§ **Entries supplied**
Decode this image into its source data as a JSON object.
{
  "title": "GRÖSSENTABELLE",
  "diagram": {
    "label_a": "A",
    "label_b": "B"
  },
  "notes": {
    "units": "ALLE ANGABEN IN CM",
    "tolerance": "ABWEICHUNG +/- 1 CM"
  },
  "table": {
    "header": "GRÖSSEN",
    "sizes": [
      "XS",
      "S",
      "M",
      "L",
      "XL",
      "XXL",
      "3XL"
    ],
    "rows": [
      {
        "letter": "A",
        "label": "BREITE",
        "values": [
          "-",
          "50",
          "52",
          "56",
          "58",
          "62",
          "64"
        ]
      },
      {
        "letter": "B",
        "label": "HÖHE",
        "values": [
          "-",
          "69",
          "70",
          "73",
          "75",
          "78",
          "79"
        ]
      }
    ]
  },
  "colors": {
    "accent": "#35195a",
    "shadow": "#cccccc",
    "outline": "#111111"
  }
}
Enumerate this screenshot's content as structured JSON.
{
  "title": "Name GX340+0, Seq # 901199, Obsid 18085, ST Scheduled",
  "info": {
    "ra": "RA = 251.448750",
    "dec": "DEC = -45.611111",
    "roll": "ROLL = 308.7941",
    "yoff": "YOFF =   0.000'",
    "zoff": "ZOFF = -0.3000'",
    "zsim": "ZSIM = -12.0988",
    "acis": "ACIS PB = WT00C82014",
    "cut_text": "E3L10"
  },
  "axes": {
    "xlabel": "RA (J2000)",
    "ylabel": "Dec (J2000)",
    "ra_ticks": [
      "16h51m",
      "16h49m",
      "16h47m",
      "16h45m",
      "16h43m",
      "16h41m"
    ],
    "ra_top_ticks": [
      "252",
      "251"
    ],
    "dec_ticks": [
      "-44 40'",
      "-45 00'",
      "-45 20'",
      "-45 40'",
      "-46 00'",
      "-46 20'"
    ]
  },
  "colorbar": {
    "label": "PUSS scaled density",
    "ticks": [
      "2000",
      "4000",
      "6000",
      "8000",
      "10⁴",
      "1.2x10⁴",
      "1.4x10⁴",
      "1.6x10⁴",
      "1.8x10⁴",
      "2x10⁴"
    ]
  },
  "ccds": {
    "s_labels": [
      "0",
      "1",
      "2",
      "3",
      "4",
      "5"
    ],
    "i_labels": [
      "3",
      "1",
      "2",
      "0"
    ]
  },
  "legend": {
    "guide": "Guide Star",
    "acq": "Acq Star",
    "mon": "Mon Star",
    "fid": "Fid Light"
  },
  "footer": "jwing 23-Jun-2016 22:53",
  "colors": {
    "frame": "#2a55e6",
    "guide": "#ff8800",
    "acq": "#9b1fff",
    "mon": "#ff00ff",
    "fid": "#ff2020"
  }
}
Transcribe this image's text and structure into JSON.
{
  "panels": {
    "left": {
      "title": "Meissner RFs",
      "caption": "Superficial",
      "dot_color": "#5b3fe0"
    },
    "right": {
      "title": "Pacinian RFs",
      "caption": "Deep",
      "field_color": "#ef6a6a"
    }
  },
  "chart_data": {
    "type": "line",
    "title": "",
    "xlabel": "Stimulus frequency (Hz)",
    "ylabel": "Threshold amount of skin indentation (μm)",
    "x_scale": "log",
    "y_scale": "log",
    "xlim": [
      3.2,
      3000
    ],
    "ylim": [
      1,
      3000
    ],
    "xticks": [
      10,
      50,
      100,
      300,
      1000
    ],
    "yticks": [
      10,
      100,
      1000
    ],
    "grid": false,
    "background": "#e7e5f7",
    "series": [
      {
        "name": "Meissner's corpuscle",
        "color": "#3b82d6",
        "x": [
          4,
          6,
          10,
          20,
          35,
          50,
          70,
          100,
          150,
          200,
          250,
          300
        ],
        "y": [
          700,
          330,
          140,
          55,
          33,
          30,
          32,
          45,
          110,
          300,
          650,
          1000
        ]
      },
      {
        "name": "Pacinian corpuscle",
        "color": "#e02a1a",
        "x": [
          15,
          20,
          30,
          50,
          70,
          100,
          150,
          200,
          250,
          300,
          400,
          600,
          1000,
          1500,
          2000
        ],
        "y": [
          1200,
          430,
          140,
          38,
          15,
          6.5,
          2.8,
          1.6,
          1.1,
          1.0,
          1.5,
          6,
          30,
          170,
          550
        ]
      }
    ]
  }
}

§ **Given instruction**
From the material above, gather all lines that include the string "xlabel" and copy them.

§ **Exercise answer**
    "xlabel": "RA (J2000)",
    "xlabel": "Stimulus frequency (Hz)",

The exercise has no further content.